§ QUOTED TEXT:
------------------------------
Normalized frequency spectrums, stress-time curve, AE event number and energy of α-Mg phase class and LPSO phase class diveded by SVM are shown in Fig. 7 and Fig. 8. Differences could be found at 650 kHz and 900 kHz. The SVM model could distinguish AE signal source with high accuracies as shown in Table 1. In Mg₉₇Zn₁Y₂ alloy, the number of AE events of α-Mg phase class was higher than that of LPSO phase class, which could be the evidence of more active deformations in α-Mg phase. Both classes shared a similar trend during the compressing process. In Mg₈₉Zn₄Y₇ alloy, due to a higher volume fraction of the LPSO phase, the number of AE event of LPSO phase class was almost equal to that of α-Mg phase. AE event of LPSO phase class kept generating in the whole strain hardening process while AE event of α-Mg phase only activated at the first half of the hardening process.

Fig. 7

(a) Normalized frequency spectrum centers of the Mg phase class and LPSO phase class divided by SVM. Stress-time curve and AE behaviors of (b) Mg₉₇Zn₁Y₂ alloy and (c) Mg₈₉Zn₄Y₇ alloy.

Fig. 8

Specific period of stress-time curve and AE behaviors of the Mg phase class and LPSO phase class of (a) Mg₉₇Zn₁Y₂ alloy and (b) Mg₈₉Zn₄Y₇ alloy.

Table 1 Accuracy of the SVM model.
------------------------------
§ GIVEN INFORMATION:
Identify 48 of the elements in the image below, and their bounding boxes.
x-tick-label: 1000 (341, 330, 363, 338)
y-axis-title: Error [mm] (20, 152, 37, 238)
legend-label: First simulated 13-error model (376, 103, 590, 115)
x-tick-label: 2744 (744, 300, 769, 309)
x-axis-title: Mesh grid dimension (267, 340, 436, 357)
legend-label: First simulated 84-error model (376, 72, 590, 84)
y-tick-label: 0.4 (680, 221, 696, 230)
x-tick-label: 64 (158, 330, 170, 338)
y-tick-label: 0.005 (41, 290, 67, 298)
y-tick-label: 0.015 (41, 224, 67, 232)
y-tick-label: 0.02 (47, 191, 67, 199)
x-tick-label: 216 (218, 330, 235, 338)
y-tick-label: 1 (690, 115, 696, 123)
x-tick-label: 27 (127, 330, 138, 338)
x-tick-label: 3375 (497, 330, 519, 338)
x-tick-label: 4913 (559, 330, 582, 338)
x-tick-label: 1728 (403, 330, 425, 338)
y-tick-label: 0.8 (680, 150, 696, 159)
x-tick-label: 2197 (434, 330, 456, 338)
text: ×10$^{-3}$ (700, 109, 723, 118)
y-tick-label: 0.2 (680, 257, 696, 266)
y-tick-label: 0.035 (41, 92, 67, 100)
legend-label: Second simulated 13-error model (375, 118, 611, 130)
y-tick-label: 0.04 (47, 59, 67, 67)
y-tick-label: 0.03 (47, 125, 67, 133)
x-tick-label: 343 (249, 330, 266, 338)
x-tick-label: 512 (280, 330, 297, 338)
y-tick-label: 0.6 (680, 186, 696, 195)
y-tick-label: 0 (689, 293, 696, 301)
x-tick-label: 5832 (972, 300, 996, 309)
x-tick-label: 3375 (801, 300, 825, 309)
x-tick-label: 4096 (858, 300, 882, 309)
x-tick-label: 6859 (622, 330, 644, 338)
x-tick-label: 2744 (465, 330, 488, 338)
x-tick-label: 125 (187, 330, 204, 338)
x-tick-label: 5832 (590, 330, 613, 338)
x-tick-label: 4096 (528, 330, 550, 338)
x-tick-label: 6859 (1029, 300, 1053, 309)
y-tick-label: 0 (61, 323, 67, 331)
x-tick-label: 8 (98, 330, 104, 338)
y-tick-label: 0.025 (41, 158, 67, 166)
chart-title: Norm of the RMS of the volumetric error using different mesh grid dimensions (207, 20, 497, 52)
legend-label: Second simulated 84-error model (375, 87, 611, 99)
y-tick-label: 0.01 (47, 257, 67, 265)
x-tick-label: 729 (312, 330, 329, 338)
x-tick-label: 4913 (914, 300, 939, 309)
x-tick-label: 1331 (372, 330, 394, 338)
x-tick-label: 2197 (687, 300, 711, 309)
------------------------------
In the text on acoustic emission in magnesium alloys, at which frequencies could differences be found between the two phase classes?

§ RESULT: 650 kHz and 900 kHz